Task prompt =>
Put every line of the data below into a single numbered list, leaving out any blank lines.

[Element region listings]
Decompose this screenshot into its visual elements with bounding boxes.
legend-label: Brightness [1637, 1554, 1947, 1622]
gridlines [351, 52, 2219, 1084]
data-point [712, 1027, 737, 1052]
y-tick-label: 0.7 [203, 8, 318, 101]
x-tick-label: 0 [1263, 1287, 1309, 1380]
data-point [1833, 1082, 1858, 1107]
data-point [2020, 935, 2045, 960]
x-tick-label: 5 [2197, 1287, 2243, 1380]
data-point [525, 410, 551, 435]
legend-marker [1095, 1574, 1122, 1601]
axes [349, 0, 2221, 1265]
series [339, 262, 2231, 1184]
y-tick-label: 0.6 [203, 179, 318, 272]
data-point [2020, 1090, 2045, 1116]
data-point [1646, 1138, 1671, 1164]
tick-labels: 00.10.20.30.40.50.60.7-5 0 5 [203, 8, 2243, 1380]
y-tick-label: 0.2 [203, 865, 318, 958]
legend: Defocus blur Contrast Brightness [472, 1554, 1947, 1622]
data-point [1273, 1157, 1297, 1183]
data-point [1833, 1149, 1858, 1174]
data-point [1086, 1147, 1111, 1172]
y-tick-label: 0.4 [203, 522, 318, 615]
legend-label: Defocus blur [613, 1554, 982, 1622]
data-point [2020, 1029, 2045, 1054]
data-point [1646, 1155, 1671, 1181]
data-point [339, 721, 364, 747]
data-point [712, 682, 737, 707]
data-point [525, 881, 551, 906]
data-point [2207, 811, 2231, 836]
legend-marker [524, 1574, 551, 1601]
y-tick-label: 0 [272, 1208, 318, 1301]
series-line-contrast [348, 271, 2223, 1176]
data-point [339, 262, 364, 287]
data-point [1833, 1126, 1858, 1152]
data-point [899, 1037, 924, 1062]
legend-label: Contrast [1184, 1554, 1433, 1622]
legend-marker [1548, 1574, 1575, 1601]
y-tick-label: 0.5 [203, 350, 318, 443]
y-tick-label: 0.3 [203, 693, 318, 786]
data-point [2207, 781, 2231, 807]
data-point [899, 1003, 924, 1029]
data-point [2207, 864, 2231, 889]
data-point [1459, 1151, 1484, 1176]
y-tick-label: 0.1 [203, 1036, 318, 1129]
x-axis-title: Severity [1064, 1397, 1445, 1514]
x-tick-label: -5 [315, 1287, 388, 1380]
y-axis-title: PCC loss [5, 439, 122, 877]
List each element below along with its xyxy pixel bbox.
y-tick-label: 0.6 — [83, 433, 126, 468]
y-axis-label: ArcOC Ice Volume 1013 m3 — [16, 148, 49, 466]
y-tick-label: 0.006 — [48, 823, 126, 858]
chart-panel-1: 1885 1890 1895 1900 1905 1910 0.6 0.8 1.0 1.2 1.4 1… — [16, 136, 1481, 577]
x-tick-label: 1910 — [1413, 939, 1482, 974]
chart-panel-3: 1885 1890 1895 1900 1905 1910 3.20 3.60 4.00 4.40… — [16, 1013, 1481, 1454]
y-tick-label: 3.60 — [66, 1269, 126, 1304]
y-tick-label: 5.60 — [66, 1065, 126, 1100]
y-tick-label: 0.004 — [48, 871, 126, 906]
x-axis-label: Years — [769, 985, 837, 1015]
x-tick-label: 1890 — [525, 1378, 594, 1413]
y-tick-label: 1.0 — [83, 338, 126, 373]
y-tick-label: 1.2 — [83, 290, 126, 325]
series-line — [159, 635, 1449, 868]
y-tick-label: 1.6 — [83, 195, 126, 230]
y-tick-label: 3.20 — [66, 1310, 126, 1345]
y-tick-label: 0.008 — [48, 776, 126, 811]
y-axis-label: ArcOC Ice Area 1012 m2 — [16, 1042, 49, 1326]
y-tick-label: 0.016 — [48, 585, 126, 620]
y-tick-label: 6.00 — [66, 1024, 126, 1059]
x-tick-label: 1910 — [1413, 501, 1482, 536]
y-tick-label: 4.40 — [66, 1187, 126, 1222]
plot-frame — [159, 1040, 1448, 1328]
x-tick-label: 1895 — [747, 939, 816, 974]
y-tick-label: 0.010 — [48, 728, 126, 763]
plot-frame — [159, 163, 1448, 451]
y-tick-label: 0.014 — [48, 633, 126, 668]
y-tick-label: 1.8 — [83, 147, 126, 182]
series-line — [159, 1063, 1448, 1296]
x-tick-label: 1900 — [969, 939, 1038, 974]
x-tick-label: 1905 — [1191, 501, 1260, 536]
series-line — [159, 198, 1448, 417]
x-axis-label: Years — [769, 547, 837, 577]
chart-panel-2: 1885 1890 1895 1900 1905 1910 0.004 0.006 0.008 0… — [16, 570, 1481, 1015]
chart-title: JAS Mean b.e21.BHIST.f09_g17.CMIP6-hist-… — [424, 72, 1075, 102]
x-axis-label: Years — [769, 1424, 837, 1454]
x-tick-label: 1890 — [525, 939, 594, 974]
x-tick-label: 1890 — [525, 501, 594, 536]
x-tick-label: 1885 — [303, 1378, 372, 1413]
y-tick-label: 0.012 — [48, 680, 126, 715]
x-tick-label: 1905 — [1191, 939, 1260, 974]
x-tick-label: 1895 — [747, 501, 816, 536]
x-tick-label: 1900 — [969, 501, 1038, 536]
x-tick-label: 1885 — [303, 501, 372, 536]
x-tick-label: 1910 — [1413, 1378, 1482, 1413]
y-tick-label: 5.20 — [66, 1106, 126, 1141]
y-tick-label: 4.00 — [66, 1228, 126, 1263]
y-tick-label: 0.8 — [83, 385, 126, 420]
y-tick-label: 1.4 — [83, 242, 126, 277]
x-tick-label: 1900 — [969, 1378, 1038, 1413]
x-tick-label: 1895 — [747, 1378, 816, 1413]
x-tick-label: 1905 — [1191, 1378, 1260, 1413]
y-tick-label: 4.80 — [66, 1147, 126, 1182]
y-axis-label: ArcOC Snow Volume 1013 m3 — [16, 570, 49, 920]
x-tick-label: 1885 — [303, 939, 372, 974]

Task solution =>
1. Decompose this screenshot into its visual elements with bounding boxes.
2. legend-label: Brightness [1637, 1554, 1947, 1622]
3. gridlines [351, 52, 2219, 1084]
4. data-point [712, 1027, 737, 1052]
5. y-tick-label: 0.7 [203, 8, 318, 101]
6. x-tick-label: 0 [1263, 1287, 1309, 1380]
7. data-point [1833, 1082, 1858, 1107]
8. data-point [2020, 935, 2045, 960]
9. x-tick-label: 5 [2197, 1287, 2243, 1380]
10. data-point [525, 410, 551, 435]
11. legend-marker [1095, 1574, 1122, 1601]
12. axes [349, 0, 2221, 1265]
13. series [339, 262, 2231, 1184]
14. y-tick-label: 0.6 [203, 179, 318, 272]
15. data-point [2020, 1090, 2045, 1116]
16. data-point [1646, 1138, 1671, 1164]
17. tick-labels: 00.10.20.30.40.50.60.7-5 0 5 [203, 8, 2243, 1380]
18. y-tick-label: 0.2 [203, 865, 318, 958]
19. legend: Defocus blur Contrast Brightness [472, 1554, 1947, 1622]
20. data-point [1273, 1157, 1297, 1183]
21. data-point [1833, 1149, 1858, 1174]
22. data-point [1086, 1147, 1111, 1172]
23. y-tick-label: 0.4 [203, 522, 318, 615]
24. legend-label: Defocus blur [613, 1554, 982, 1622]
25. data-point [2020, 1029, 2045, 1054]
26. data-point [1646, 1155, 1671, 1181]
27. data-point [339, 721, 364, 747]
28. data-point [712, 682, 737, 707]
29. data-point [525, 881, 551, 906]
30. data-point [2207, 811, 2231, 836]
31. legend-marker [524, 1574, 551, 1601]
32. y-tick-label: 0 [272, 1208, 318, 1301]
33. series-line-contrast [348, 271, 2223, 1176]
34. data-point [339, 262, 364, 287]
35. data-point [1833, 1126, 1858, 1152]
36. data-point [899, 1037, 924, 1062]
37. legend-label: Contrast [1184, 1554, 1433, 1622]
38. legend-marker [1548, 1574, 1575, 1601]
39. y-tick-label: 0.5 [203, 350, 318, 443]
40. y-tick-label: 0.3 [203, 693, 318, 786]
41. data-point [2207, 781, 2231, 807]
42. data-point [899, 1003, 924, 1029]
43. data-point [2207, 864, 2231, 889]
44. data-point [1459, 1151, 1484, 1176]
45. y-tick-label: 0.1 [203, 1036, 318, 1129]
46. x-axis-title: Severity [1064, 1397, 1445, 1514]
47. x-tick-label: -5 [315, 1287, 388, 1380]
48. y-axis-title: PCC loss [5, 439, 122, 877]
49. List each element below along with its xyxy pixel bbox.
50. y-tick-label: 0.6 — [83, 433, 126, 468]
51. y-axis-label: ArcOC Ice Volume 1013 m3 — [16, 148, 49, 466]
52. y-tick-label: 0.006 — [48, 823, 126, 858]
53. chart-panel-1: 1885 1890 1895 1900 1905 1910 0.6 0.8 1.0 1.2 1.4 1… — [16, 136, 1481, 577]
54. x-tick-label: 1910 — [1413, 939, 1482, 974]
55. chart-panel-3: 1885 1890 1895 1900 1905 1910 3.20 3.60 4.00 4.40… — [16, 1013, 1481, 1454]
56. y-tick-label: 3.60 — [66, 1269, 126, 1304]
57. y-tick-label: 5.60 — [66, 1065, 126, 1100]
58. y-tick-label: 0.004 — [48, 871, 126, 906]
59. x-axis-label: Years — [769, 985, 837, 1015]
60. x-tick-label: 1890 — [525, 1378, 594, 1413]
61. y-tick-label: 1.0 — [83, 338, 126, 373]
62. y-tick-label: 1.2 — [83, 290, 126, 325]
63. series-line — [159, 635, 1449, 868]
64. y-tick-label: 1.6 — [83, 195, 126, 230]
65. y-tick-label: 3.20 — [66, 1310, 126, 1345]
66. y-tick-label: 0.008 — [48, 776, 126, 811]
67. y-axis-label: ArcOC Ice Area 1012 m2 — [16, 1042, 49, 1326]
68. y-tick-label: 0.016 — [48, 585, 126, 620]
69. y-tick-label: 6.00 — [66, 1024, 126, 1059]
70. x-tick-label: 1910 — [1413, 501, 1482, 536]
71. y-tick-label: 4.40 — [66, 1187, 126, 1222]
72. plot-frame — [159, 1040, 1448, 1328]
73. x-tick-label: 1895 — [747, 939, 816, 974]
74. y-tick-label: 0.010 — [48, 728, 126, 763]
75. plot-frame — [159, 163, 1448, 451]
76. y-tick-label: 0.014 — [48, 633, 126, 668]
77. y-tick-label: 1.8 — [83, 147, 126, 182]
78. series-line — [159, 1063, 1448, 1296]
79. x-tick-label: 1900 — [969, 939, 1038, 974]
80. x-tick-label: 1905 — [1191, 501, 1260, 536]
81. series-line — [159, 198, 1448, 417]
82. x-axis-label: Years — [769, 547, 837, 577]
83. chart-panel-2: 1885 1890 1895 1900 1905 1910 0.004 0.006 0.008 0… — [16, 570, 1481, 1015]
84. chart-title: JAS Mean b.e21.BHIST.f09_g17.CMIP6-hist-… — [424, 72, 1075, 102]
85. x-axis-label: Years — [769, 1424, 837, 1454]
86. x-tick-label: 1890 — [525, 939, 594, 974]
87. x-tick-label: 1890 — [525, 501, 594, 536]
88. x-tick-label: 1885 — [303, 1378, 372, 1413]
89. y-tick-label: 0.012 — [48, 680, 126, 715]
90. x-tick-label: 1905 — [1191, 939, 1260, 974]
91. x-tick-label: 1895 — [747, 501, 816, 536]
92. x-tick-label: 1900 — [969, 501, 1038, 536]
93. x-tick-label: 1885 — [303, 501, 372, 536]
94. x-tick-label: 1910 — [1413, 1378, 1482, 1413]
95. y-tick-label: 5.20 — [66, 1106, 126, 1141]
96. y-tick-label: 4.00 — [66, 1228, 126, 1263]
97. y-tick-label: 0.8 — [83, 385, 126, 420]
98. y-tick-label: 1.4 — [83, 242, 126, 277]
99. x-tick-label: 1900 — [969, 1378, 1038, 1413]
100. x-tick-label: 1895 — [747, 1378, 816, 1413]
101. x-tick-label: 1905 — [1191, 1378, 1260, 1413]
102. y-tick-label: 4.80 — [66, 1147, 126, 1182]
103. y-axis-label: ArcOC Snow Volume 1013 m3 — [16, 570, 49, 920]
104. x-tick-label: 1885 — [303, 939, 372, 974]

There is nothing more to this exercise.